(Do this): Could you extract every entry below and reproduce it exactly?

• • • •

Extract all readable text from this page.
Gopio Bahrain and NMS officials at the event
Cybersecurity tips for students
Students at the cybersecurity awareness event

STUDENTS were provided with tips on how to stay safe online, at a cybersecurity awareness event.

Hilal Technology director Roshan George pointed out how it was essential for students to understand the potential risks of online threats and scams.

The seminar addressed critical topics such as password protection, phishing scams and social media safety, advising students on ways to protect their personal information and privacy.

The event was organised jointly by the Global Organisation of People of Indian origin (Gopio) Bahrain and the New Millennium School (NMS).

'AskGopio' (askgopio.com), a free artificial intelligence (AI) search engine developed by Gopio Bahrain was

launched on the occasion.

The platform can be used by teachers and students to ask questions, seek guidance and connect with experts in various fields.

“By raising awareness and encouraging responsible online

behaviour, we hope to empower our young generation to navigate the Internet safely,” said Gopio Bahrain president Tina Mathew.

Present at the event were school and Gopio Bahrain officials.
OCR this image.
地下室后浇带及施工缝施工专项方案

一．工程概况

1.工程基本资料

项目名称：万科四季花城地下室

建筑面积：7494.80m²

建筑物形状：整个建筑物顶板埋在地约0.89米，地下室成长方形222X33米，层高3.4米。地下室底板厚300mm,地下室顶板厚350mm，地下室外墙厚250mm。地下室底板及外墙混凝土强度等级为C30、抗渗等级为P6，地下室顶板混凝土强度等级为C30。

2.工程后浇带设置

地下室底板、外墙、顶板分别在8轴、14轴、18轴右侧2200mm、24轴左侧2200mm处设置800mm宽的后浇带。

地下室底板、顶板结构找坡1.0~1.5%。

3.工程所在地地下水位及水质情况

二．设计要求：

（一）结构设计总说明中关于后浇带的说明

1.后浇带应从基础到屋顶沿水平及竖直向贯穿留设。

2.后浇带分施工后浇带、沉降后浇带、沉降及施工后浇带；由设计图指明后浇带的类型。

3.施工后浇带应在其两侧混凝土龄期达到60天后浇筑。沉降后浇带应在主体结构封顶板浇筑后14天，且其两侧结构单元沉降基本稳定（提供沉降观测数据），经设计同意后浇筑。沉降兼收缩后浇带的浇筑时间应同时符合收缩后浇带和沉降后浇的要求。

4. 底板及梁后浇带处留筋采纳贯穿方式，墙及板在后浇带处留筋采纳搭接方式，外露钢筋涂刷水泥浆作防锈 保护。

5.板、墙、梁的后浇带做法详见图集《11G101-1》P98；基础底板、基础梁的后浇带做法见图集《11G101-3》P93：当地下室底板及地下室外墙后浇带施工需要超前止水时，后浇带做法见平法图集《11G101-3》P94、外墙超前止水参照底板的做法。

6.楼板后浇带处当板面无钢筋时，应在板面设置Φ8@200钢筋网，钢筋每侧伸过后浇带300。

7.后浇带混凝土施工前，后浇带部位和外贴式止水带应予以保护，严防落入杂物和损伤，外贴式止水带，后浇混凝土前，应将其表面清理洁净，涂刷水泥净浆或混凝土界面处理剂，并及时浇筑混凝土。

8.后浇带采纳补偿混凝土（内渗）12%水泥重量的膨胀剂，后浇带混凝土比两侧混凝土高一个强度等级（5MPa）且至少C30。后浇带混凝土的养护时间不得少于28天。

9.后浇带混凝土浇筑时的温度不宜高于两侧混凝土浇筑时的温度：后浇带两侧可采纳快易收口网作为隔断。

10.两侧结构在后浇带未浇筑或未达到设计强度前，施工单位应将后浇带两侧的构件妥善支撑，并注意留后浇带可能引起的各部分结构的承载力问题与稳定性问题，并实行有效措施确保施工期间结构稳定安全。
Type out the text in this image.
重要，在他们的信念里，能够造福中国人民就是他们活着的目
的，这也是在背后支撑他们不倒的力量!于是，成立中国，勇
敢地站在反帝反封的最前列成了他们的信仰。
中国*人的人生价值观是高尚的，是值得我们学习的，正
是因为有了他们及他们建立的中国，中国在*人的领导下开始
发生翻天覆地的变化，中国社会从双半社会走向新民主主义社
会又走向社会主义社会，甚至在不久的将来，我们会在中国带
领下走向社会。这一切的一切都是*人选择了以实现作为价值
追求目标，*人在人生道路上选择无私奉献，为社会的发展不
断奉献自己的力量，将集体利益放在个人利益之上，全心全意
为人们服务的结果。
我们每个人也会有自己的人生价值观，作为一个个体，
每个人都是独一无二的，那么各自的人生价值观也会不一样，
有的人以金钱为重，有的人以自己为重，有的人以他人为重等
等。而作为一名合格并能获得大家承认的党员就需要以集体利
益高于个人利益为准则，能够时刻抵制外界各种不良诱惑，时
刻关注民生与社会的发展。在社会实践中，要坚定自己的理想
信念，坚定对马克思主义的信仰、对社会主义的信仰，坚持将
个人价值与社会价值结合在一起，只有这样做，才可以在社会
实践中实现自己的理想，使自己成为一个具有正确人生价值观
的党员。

• • • •

(Task response):
Extract all readable text from this page.
Gopio Bahrain and NMS officials at the event
Cybersecurity tips for students
Students at the cybersecurity awareness event

STUDENTS were provided with tips on how to stay safe online, at a cybersecurity awareness event.

Hilal Technology director Roshan George pointed out how it was essential for students to understand the potential risks of online threats and scams.

The seminar addressed critical topics such as password protection, phishing scams and social media safety, advising students on ways to protect their personal information and privacy.

The event was organised jointly by the Global Organisation of People of Indian origin (Gopio) Bahrain and the New Millennium School (NMS).

'AskGopio' (askgopio.com), a free artificial intelligence (AI) search engine developed by Gopio Bahrain was

launched on the occasion.

The platform can be used by teachers and students to ask questions, seek guidance and connect with experts in various fields.

“By raising awareness and encouraging responsible online

behaviour, we hope to empower our young generation to navigate the Internet safely,” said Gopio Bahrain president Tina Mathew.

Present at the event were school and Gopio Bahrain officials.
OCR this image.
地下室后浇带及施工缝施工专项方案

一．工程概况

1.工程基本资料

项目名称：万科四季花城地下室

建筑面积：7494.80m²

建筑物形状：整个建筑物顶板埋在地约0.89米，地下室成长方形222X33米，层高3.4米。地下室底板厚300mm,地下室顶板厚350mm，地下室外墙厚250mm。地下室底板及外墙混凝土强度等级为C30、抗渗等级为P6，地下室顶板混凝土强度等级为C30。

2.工程后浇带设置

地下室底板、外墙、顶板分别在8轴、14轴、18轴右侧2200mm、24轴左侧2200mm处设置800mm宽的后浇带。

地下室底板、顶板结构找坡1.0~1.5%。

3.工程所在地地下水位及水质情况

二．设计要求：

（一）结构设计总说明中关于后浇带的说明

1.后浇带应从基础到屋顶沿水平及竖直向贯穿留设。

2.后浇带分施工后浇带、沉降后浇带、沉降及施工后浇带；由设计图指明后浇带的类型。

3.施工后浇带应在其两侧混凝土龄期达到60天后浇筑。沉降后浇带应在主体结构封顶板浇筑后14天，且其两侧结构单元沉降基本稳定（提供沉降观测数据），经设计同意后浇筑。沉降兼收缩后浇带的浇筑时间应同时符合收缩后浇带和沉降后浇的要求。

4. 底板及梁后浇带处留筋采纳贯穿方式，墙及板在后浇带处留筋采纳搭接方式，外露钢筋涂刷水泥浆作防锈 保护。

5.板、墙、梁的后浇带做法详见图集《11G101-1》P98；基础底板、基础梁的后浇带做法见图集《11G101-3》P93：当地下室底板及地下室外墙后浇带施工需要超前止水时，后浇带做法见平法图集《11G101-3》P94、外墙超前止水参照底板的做法。

6.楼板后浇带处当板面无钢筋时，应在板面设置Φ8@200钢筋网，钢筋每侧伸过后浇带300。

7.后浇带混凝土施工前，后浇带部位和外贴式止水带应予以保护，严防落入杂物和损伤，外贴式止水带，后浇混凝土前，应将其表面清理洁净，涂刷水泥净浆或混凝土界面处理剂，并及时浇筑混凝土。

8.后浇带采纳补偿混凝土（内渗）12%水泥重量的膨胀剂，后浇带混凝土比两侧混凝土高一个强度等级（5MPa）且至少C30。后浇带混凝土的养护时间不得少于28天。

9.后浇带混凝土浇筑时的温度不宜高于两侧混凝土浇筑时的温度：后浇带两侧可采纳快易收口网作为隔断。

10.两侧结构在后浇带未浇筑或未达到设计强度前，施工单位应将后浇带两侧的构件妥善支撑，并注意留后浇带可能引起的各部分结构的承载力问题与稳定性问题，并实行有效措施确保施工期间结构稳定安全。
Type out the text in this image.
重要，在他们的信念里，能够造福中国人民就是他们活着的目
的，这也是在背后支撑他们不倒的力量!于是，成立中国，勇
敢地站在反帝反封的最前列成了他们的信仰。
中国*人的人生价值观是高尚的，是值得我们学习的，正
是因为有了他们及他们建立的中国，中国在*人的领导下开始
发生翻天覆地的变化，中国社会从双半社会走向新民主主义社
会又走向社会主义社会，甚至在不久的将来，我们会在中国带
领下走向社会。这一切的一切都是*人选择了以实现作为价值
追求目标，*人在人生道路上选择无私奉献，为社会的发展不
断奉献自己的力量，将集体利益放在个人利益之上，全心全意
为人们服务的结果。
我们每个人也会有自己的人生价值观，作为一个个体，
每个人都是独一无二的，那么各自的人生价值观也会不一样，
有的人以金钱为重，有的人以自己为重，有的人以他人为重等
等。而作为一名合格并能获得大家承认的党员就需要以集体利
益高于个人利益为准则，能够时刻抵制外界各种不良诱惑，时
刻关注民生与社会的发展。在社会实践中，要坚定自己的理想
信念，坚定对马克思主义的信仰、对社会主义的信仰，坚持将
个人价值与社会价值结合在一起，只有这样做，才可以在社会
实践中实现自己的理想，使自己成为一个具有正确人生价值观
的党员。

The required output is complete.